[Dataset rows]
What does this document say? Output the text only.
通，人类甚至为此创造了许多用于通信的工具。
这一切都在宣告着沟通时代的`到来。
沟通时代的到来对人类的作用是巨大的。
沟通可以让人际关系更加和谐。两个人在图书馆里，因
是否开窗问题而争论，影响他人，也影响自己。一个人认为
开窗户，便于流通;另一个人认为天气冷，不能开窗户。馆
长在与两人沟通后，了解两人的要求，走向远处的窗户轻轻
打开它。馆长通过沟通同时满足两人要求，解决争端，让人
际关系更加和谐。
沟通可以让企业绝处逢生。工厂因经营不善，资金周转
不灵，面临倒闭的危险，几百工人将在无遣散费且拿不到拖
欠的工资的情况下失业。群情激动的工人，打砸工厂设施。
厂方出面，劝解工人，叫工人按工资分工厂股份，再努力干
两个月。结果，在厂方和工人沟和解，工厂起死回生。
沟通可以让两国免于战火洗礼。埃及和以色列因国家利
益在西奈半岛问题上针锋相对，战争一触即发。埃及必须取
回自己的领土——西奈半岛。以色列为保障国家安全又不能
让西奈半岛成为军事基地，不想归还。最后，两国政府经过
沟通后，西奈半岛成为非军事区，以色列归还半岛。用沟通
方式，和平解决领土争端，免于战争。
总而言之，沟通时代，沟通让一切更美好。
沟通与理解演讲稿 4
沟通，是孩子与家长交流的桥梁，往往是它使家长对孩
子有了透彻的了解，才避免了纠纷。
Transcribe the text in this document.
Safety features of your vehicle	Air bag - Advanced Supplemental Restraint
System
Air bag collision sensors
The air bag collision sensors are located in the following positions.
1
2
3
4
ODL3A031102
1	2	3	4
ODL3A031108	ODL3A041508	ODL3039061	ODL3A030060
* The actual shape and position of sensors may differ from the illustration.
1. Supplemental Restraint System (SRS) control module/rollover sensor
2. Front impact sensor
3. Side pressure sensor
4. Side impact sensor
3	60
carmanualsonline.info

» Stated task:
Report each line in the preceding entries that holds the string "Restraint".

» Output for this task:
Safety features of your vehicle	Air bag - Advanced Supplemental Restraint
1. Supplemental Restraint System (SRS) control module/rollover sensor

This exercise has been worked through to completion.